Aim of the exercise.
Copy every line of the data that includes the string "player".

[Structured figure records]
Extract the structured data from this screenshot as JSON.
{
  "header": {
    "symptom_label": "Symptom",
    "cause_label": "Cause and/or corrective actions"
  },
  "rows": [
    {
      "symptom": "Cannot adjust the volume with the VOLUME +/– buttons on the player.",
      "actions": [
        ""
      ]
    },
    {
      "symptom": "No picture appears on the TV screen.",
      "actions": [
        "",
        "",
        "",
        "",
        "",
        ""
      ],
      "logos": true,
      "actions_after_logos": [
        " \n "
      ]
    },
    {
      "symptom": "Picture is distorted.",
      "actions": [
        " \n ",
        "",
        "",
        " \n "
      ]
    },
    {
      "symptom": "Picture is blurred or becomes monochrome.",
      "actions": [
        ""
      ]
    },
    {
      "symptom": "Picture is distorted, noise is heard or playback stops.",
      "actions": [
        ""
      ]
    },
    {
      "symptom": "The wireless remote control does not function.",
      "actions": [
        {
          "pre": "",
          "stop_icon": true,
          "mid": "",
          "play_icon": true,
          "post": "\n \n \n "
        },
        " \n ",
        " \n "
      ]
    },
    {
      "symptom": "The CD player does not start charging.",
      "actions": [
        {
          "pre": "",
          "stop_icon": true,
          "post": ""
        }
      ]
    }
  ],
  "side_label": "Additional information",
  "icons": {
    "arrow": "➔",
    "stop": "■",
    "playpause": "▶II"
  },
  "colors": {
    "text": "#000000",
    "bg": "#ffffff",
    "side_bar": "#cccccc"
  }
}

* * *

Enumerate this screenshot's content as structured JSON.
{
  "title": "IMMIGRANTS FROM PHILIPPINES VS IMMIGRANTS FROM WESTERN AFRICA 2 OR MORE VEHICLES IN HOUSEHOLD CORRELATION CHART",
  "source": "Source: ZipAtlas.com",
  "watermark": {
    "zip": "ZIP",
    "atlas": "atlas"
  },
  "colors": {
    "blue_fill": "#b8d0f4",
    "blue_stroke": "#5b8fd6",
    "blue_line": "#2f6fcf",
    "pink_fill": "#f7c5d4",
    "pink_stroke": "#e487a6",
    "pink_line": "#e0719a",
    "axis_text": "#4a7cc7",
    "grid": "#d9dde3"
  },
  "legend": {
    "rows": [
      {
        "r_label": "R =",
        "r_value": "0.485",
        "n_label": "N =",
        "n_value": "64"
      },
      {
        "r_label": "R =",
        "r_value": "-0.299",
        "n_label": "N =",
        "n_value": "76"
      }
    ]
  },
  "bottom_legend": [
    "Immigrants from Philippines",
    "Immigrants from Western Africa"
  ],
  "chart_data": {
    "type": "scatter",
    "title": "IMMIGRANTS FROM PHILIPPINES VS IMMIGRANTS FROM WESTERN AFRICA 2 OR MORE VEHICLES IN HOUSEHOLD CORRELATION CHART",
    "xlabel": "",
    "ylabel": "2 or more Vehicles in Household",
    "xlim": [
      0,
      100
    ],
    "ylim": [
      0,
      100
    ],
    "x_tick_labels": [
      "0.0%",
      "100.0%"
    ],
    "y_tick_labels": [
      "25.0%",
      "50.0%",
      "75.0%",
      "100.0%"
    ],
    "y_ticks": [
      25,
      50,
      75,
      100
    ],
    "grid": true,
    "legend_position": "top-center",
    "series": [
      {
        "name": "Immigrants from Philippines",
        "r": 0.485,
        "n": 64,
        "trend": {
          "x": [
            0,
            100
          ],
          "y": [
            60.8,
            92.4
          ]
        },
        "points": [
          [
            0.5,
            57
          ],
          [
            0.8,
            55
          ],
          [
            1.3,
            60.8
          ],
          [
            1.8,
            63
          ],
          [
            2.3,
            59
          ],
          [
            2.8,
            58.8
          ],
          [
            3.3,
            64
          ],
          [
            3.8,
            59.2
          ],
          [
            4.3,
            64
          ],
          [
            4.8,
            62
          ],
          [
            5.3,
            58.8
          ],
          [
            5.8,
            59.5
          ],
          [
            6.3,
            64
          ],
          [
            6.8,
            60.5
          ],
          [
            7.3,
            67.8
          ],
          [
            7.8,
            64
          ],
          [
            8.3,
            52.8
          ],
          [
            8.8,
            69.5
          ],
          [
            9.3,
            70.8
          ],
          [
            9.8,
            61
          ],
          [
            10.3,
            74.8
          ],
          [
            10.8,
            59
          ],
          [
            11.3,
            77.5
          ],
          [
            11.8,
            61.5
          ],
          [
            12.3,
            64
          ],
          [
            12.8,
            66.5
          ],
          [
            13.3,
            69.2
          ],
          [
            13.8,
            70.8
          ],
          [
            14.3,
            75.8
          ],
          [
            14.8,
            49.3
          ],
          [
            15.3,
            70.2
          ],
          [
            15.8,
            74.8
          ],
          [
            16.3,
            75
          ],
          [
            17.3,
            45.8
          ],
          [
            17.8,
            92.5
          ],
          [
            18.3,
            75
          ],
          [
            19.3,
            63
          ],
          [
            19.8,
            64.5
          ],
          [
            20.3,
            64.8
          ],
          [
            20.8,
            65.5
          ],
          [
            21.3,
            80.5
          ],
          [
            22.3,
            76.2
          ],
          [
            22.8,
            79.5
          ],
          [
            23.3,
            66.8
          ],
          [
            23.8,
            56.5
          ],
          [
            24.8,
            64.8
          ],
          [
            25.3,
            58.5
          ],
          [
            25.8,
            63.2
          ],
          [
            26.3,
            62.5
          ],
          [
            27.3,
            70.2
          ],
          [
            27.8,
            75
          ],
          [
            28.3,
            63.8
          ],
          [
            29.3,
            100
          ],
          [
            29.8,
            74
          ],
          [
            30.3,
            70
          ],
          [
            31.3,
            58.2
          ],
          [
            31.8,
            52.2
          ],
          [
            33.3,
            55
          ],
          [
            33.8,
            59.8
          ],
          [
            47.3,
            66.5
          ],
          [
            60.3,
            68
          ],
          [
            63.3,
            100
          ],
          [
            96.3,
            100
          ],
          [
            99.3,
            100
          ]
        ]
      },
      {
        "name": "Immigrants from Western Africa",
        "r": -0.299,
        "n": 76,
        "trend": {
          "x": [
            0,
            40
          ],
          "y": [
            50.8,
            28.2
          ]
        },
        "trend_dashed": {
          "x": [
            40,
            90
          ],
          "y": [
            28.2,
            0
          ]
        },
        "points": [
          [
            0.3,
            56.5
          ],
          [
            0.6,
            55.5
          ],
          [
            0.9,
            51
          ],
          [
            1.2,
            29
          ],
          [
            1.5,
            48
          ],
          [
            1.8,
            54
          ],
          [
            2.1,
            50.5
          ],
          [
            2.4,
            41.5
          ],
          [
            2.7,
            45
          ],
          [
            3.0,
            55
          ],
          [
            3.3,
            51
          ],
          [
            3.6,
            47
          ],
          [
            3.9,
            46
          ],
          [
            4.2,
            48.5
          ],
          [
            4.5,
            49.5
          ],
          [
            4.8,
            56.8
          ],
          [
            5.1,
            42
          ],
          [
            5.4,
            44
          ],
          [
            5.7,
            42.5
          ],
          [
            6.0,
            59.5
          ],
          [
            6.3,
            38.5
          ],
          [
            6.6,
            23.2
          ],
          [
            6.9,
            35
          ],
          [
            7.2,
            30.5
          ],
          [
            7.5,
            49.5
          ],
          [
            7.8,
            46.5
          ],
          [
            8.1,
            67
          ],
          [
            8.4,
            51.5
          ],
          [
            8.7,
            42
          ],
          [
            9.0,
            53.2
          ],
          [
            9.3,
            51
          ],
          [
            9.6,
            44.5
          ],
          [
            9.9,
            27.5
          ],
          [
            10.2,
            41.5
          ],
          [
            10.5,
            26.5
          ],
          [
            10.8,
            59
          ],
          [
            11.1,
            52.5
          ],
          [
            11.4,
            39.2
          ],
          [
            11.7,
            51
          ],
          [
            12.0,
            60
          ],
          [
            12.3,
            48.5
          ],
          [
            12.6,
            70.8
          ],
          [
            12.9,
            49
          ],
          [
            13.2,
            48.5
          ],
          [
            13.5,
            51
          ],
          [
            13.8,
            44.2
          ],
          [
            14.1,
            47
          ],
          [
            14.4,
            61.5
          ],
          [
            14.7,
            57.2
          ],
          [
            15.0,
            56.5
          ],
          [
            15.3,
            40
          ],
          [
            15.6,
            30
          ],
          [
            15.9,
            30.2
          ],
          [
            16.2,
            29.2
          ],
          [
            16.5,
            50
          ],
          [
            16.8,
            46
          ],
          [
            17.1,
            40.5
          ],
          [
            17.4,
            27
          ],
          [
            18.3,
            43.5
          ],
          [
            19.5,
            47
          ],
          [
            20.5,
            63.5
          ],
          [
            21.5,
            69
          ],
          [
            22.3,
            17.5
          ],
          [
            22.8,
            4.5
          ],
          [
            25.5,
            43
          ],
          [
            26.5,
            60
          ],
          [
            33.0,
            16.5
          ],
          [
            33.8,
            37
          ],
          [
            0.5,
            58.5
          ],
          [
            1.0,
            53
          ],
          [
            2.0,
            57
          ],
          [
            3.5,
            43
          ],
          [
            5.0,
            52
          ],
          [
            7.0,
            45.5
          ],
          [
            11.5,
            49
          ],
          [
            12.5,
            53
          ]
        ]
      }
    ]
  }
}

---

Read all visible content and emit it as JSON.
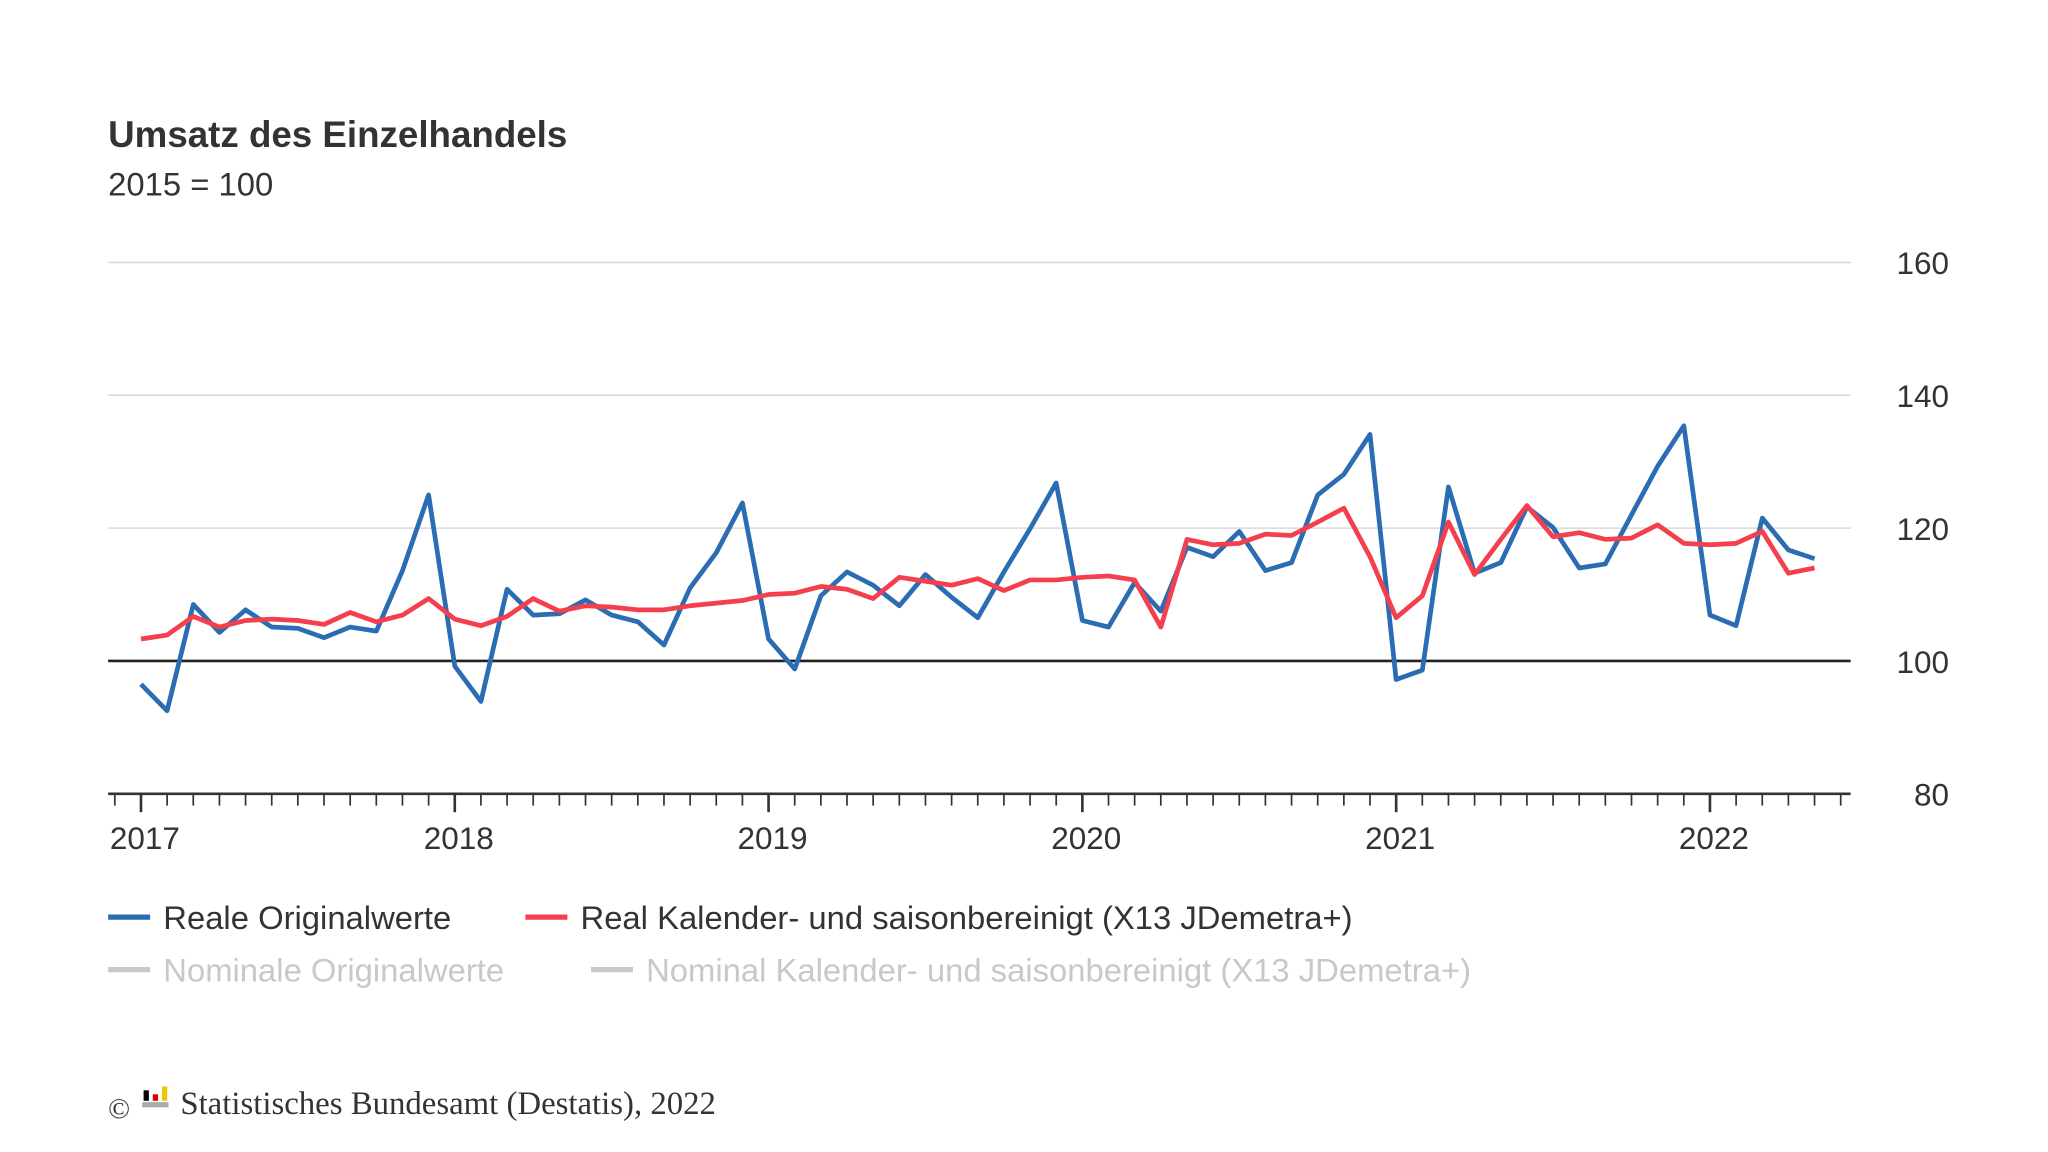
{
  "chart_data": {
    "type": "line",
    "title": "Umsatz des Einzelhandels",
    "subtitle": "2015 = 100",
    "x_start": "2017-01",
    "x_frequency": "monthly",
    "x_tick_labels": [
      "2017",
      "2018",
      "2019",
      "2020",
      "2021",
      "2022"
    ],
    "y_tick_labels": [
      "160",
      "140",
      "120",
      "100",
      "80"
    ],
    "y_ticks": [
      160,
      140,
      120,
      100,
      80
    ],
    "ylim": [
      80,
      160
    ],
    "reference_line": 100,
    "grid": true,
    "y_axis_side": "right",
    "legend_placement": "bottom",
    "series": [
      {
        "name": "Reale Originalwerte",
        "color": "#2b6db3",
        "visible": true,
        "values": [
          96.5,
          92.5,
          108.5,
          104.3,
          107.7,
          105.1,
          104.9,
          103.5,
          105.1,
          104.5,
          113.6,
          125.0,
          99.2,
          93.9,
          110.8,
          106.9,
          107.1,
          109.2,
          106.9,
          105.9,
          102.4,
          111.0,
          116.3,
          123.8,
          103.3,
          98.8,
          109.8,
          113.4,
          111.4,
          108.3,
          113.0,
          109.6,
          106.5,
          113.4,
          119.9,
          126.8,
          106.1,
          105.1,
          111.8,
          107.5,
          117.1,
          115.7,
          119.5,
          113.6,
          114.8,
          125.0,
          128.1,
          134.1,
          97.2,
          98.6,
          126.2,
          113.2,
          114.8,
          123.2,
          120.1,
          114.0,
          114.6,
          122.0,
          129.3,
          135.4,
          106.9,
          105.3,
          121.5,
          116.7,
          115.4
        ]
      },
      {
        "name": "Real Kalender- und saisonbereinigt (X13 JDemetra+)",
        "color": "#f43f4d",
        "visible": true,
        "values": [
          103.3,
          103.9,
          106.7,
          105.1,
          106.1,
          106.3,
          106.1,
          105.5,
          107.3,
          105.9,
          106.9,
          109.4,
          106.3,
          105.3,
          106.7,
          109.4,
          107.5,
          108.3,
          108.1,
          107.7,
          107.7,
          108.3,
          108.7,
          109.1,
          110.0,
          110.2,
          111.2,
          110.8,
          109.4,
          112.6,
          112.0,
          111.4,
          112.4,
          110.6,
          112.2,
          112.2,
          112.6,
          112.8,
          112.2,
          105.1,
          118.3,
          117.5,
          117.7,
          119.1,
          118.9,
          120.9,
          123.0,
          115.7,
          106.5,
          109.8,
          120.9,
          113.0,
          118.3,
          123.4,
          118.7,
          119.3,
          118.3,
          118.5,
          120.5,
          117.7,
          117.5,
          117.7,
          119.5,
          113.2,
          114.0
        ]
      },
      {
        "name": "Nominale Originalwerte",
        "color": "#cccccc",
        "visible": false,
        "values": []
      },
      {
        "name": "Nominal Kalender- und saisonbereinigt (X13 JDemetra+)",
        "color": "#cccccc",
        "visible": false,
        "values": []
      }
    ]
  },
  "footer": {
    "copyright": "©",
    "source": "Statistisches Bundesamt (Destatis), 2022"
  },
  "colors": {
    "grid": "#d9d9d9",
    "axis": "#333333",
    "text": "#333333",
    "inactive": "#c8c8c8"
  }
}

Solved exercise.
      "symptom": "Cannot adjust the volume with the VOLUME +/– buttons on the player.",
      "symptom": "The CD player does not start charging.",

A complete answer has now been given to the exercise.